| YOUR TASK |
Transcribe the entries exactly; images are not part of the copy.

| ENTRIES SUPPLIED |

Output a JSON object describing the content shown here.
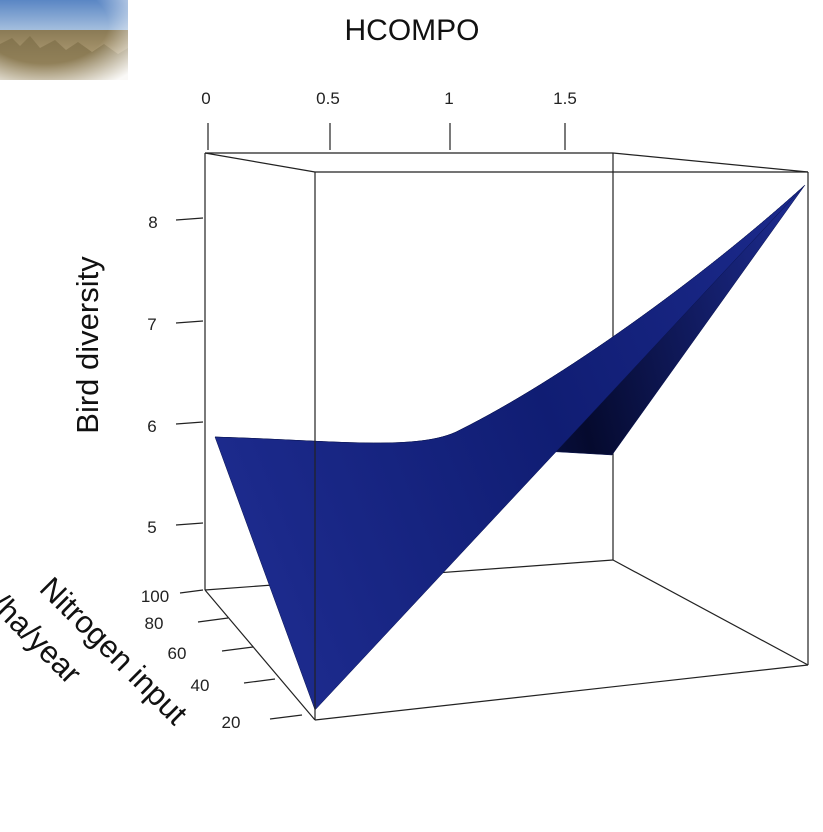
{
  "chart_data": {
    "type": "surface",
    "title": "HCOMPO",
    "xlabel": "HCOMPO",
    "ylabel": "Nitrogen input q/ha/year",
    "zlabel": "Bird diversity",
    "x_ticks": [
      "0",
      "0.5",
      "1",
      "1.5"
    ],
    "y_ticks": [
      "100",
      "80",
      "60",
      "40",
      "20"
    ],
    "z_ticks": [
      "8",
      "7",
      "6",
      "5"
    ],
    "x_range": [
      0,
      2.1
    ],
    "y_range": [
      5,
      110
    ],
    "z_range": [
      4.5,
      8.6
    ],
    "surface_corners": [
      {
        "x": 0,
        "y": 100,
        "z": 5.9
      },
      {
        "x": 0,
        "y": 5,
        "z": 3.1
      },
      {
        "x": 2.1,
        "y": 5,
        "z": 8.4
      },
      {
        "x": 2.1,
        "y": 100,
        "z": 8.4
      }
    ],
    "colors": {
      "surface": "#1c2a8c",
      "surface_dark": "#050a2e",
      "box": "#222222"
    }
  }
}
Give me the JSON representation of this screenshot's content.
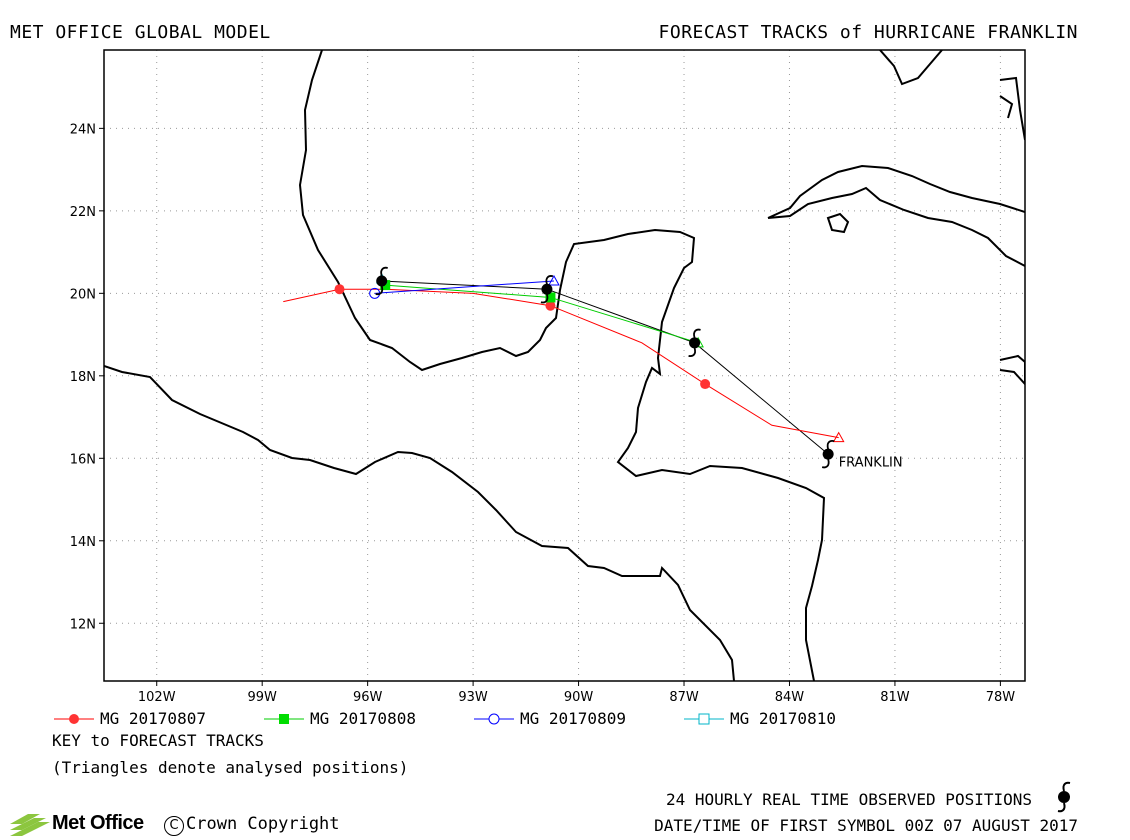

| ANSWER TO THIS PROBLEM |
Output a JSON object describing the content shown here.
{
  "chart_data": {
    "type": "surface",
    "title": "HCOMPO",
    "xlabel": "HCOMPO",
    "ylabel": "Nitrogen input q/ha/year",
    "zlabel": "Bird diversity",
    "x_ticks": [
      "0",
      "0.5",
      "1",
      "1.5"
    ],
    "y_ticks": [
      "100",
      "80",
      "60",
      "40",
      "20"
    ],
    "z_ticks": [
      "8",
      "7",
      "6",
      "5"
    ],
    "x_range": [
      0,
      2.1
    ],
    "y_range": [
      5,
      110
    ],
    "z_range": [
      4.5,
      8.6
    ],
    "surface_corners": [
      {
        "x": 0,
        "y": 100,
        "z": 5.9
      },
      {
        "x": 0,
        "y": 5,
        "z": 3.1
      },
      {
        "x": 2.1,
        "y": 5,
        "z": 8.4
      },
      {
        "x": 2.1,
        "y": 100,
        "z": 8.4
      }
    ],
    "colors": {
      "surface": "#1c2a8c",
      "surface_dark": "#050a2e",
      "box": "#222222"
    }
  }
}
Give me the JSON representation of this screenshot's content.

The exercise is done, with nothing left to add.